## Given information
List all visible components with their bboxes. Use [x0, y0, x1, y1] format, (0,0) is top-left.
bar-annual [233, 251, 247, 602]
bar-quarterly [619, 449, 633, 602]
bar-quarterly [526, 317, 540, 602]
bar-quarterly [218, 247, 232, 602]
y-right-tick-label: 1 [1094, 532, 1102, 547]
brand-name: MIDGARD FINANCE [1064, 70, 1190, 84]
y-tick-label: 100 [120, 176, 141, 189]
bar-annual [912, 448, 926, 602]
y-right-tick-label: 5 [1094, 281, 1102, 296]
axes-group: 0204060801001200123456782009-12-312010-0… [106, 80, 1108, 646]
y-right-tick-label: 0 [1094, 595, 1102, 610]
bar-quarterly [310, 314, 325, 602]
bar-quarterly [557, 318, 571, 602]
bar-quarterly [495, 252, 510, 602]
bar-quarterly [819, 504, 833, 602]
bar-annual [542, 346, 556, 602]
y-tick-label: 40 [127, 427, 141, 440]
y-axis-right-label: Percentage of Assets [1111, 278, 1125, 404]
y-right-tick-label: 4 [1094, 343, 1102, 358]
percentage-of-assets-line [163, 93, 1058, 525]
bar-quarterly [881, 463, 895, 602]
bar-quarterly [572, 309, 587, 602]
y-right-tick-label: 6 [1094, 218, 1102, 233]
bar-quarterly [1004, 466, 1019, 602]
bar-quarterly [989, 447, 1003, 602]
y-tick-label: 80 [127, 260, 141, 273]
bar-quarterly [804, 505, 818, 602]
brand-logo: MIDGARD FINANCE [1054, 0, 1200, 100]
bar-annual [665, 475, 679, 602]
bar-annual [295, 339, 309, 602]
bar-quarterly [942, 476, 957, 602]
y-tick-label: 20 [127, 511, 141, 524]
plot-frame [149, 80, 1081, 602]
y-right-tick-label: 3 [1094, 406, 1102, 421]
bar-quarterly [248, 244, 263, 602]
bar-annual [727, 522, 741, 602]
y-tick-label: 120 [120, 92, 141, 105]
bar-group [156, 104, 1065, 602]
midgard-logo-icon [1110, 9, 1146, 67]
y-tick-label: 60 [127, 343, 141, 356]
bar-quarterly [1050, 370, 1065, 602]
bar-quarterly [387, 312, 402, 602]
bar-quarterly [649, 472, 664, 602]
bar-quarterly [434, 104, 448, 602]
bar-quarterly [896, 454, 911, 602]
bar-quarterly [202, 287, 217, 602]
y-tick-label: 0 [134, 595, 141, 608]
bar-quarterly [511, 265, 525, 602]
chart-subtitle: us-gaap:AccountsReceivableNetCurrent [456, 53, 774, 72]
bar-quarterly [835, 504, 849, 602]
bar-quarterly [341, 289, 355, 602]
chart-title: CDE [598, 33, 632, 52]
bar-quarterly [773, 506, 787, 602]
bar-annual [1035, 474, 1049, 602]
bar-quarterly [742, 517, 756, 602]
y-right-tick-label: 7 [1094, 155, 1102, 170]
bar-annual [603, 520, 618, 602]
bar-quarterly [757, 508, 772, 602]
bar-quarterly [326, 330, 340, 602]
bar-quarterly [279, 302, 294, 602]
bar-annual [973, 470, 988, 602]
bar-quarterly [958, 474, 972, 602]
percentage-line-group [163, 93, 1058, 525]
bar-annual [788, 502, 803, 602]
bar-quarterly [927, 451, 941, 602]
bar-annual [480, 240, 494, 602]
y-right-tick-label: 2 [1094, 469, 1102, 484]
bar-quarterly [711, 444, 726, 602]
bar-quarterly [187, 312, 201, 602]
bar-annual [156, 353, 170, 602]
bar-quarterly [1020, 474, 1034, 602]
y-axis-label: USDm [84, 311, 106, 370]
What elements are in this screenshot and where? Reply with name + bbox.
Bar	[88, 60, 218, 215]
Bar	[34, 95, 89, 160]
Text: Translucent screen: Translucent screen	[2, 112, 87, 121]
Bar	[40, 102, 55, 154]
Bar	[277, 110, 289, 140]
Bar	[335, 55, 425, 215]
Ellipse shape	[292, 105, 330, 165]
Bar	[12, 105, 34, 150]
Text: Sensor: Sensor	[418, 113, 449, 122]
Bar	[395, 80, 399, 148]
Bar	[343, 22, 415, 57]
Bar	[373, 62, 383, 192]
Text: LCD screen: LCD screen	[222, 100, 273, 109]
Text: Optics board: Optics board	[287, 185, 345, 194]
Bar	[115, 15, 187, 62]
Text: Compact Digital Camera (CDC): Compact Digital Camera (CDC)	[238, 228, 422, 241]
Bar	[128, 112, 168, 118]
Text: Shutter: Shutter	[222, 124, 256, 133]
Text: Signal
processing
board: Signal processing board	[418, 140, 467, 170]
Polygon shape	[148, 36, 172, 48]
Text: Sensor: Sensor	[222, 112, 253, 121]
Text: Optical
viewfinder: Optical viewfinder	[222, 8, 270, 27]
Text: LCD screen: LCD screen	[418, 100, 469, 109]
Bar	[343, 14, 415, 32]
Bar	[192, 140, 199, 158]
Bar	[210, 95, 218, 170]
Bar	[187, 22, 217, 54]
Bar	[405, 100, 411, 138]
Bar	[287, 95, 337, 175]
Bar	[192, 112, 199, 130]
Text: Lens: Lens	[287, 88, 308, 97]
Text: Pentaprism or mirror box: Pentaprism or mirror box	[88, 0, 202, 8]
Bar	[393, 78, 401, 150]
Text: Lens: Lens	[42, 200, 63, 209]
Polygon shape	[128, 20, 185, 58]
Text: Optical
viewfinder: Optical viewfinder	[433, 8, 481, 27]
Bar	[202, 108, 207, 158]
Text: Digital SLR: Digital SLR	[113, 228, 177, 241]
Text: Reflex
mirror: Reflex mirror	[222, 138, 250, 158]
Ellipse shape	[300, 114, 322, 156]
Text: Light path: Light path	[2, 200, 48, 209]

## What is required
Copy the data again, putting "bar-yearly" wherever "bar-annual" appears and leaving everything else unchanged.

## Written answer
List all visible components with their bboxes. Use [x0, y0, x1, y1] format, (0,0) is top-left.
bar-yearly [233, 251, 247, 602]
bar-quarterly [619, 449, 633, 602]
bar-quarterly [526, 317, 540, 602]
bar-quarterly [218, 247, 232, 602]
y-right-tick-label: 1 [1094, 532, 1102, 547]
brand-name: MIDGARD FINANCE [1064, 70, 1190, 84]
y-tick-label: 100 [120, 176, 141, 189]
bar-yearly [912, 448, 926, 602]
y-right-tick-label: 5 [1094, 281, 1102, 296]
axes-group: 0204060801001200123456782009-12-312010-0… [106, 80, 1108, 646]
y-right-tick-label: 0 [1094, 595, 1102, 610]
bar-quarterly [310, 314, 325, 602]
bar-quarterly [557, 318, 571, 602]
bar-quarterly [495, 252, 510, 602]
bar-quarterly [819, 504, 833, 602]
bar-yearly [542, 346, 556, 602]
y-tick-label: 40 [127, 427, 141, 440]
y-axis-right-label: Percentage of Assets [1111, 278, 1125, 404]
y-right-tick-label: 4 [1094, 343, 1102, 358]
percentage-of-assets-line [163, 93, 1058, 525]
bar-quarterly [881, 463, 895, 602]
bar-quarterly [572, 309, 587, 602]
y-right-tick-label: 6 [1094, 218, 1102, 233]
bar-quarterly [1004, 466, 1019, 602]
bar-quarterly [989, 447, 1003, 602]
y-tick-label: 80 [127, 260, 141, 273]
bar-quarterly [804, 505, 818, 602]
brand-logo: MIDGARD FINANCE [1054, 0, 1200, 100]
bar-yearly [665, 475, 679, 602]
bar-yearly [295, 339, 309, 602]
bar-quarterly [942, 476, 957, 602]
y-tick-label: 20 [127, 511, 141, 524]
plot-frame [149, 80, 1081, 602]
y-right-tick-label: 3 [1094, 406, 1102, 421]
bar-quarterly [248, 244, 263, 602]
bar-yearly [727, 522, 741, 602]
y-tick-label: 120 [120, 92, 141, 105]
bar-group [156, 104, 1065, 602]
midgard-logo-icon [1110, 9, 1146, 67]
y-tick-label: 60 [127, 343, 141, 356]
bar-quarterly [1050, 370, 1065, 602]
bar-quarterly [387, 312, 402, 602]
bar-quarterly [649, 472, 664, 602]
bar-quarterly [434, 104, 448, 602]
bar-quarterly [896, 454, 911, 602]
bar-quarterly [202, 287, 217, 602]
y-tick-label: 0 [134, 595, 141, 608]
bar-quarterly [511, 265, 525, 602]
chart-subtitle: us-gaap:AccountsReceivableNetCurrent [456, 53, 774, 72]
bar-quarterly [835, 504, 849, 602]
bar-quarterly [341, 289, 355, 602]
chart-title: CDE [598, 33, 632, 52]
bar-quarterly [773, 506, 787, 602]
bar-yearly [1035, 474, 1049, 602]
bar-quarterly [742, 517, 756, 602]
y-right-tick-label: 7 [1094, 155, 1102, 170]
bar-yearly [603, 520, 618, 602]
bar-quarterly [757, 508, 772, 602]
bar-quarterly [326, 330, 340, 602]
bar-quarterly [279, 302, 294, 602]
bar-yearly [973, 470, 988, 602]
bar-quarterly [958, 474, 972, 602]
percentage-line-group [163, 93, 1058, 525]
bar-yearly [788, 502, 803, 602]
bar-quarterly [927, 451, 941, 602]
bar-yearly [480, 240, 494, 602]
y-right-tick-label: 2 [1094, 469, 1102, 484]
bar-quarterly [711, 444, 726, 602]
bar-quarterly [187, 312, 201, 602]
bar-yearly [156, 353, 170, 602]
bar-quarterly [1020, 474, 1034, 602]
y-axis-label: USDm [84, 311, 106, 370]
What elements are in this screenshot and where? Reply with name + bbox.
Bar	[88, 60, 218, 215]
Bar	[34, 95, 89, 160]
Text: Translucent screen: Translucent screen	[2, 112, 87, 121]
Bar	[40, 102, 55, 154]
Bar	[277, 110, 289, 140]
Bar	[335, 55, 425, 215]
Ellipse shape	[292, 105, 330, 165]
Bar	[12, 105, 34, 150]
Text: Sensor: Sensor	[418, 113, 449, 122]
Bar	[395, 80, 399, 148]
Bar	[343, 22, 415, 57]
Bar	[373, 62, 383, 192]
Text: LCD screen: LCD screen	[222, 100, 273, 109]
Text: Optics board: Optics board	[287, 185, 345, 194]
Bar	[115, 15, 187, 62]
Text: Compact Digital Camera (CDC): Compact Digital Camera (CDC)	[238, 228, 422, 241]
Bar	[128, 112, 168, 118]
Text: Shutter: Shutter	[222, 124, 256, 133]
Text: Signal
processing
board: Signal processing board	[418, 140, 467, 170]
Polygon shape	[148, 36, 172, 48]
Text: Sensor: Sensor	[222, 112, 253, 121]
Text: Optical
viewfinder: Optical viewfinder	[222, 8, 270, 27]
Text: LCD screen: LCD screen	[418, 100, 469, 109]
Bar	[343, 14, 415, 32]
Bar	[192, 140, 199, 158]
Bar	[210, 95, 218, 170]
Bar	[187, 22, 217, 54]
Bar	[405, 100, 411, 138]
Bar	[287, 95, 337, 175]
Bar	[192, 112, 199, 130]
Text: Lens: Lens	[287, 88, 308, 97]
Text: Pentaprism or mirror box: Pentaprism or mirror box	[88, 0, 202, 8]
Bar	[393, 78, 401, 150]
Text: Lens: Lens	[42, 200, 63, 209]
Polygon shape	[128, 20, 185, 58]
Text: Optical
viewfinder: Optical viewfinder	[433, 8, 481, 27]
Bar	[202, 108, 207, 158]
Text: Digital SLR: Digital SLR	[113, 228, 177, 241]
Text: Reflex
mirror: Reflex mirror	[222, 138, 250, 158]
Ellipse shape	[300, 114, 322, 156]
Text: Light path: Light path	[2, 200, 48, 209]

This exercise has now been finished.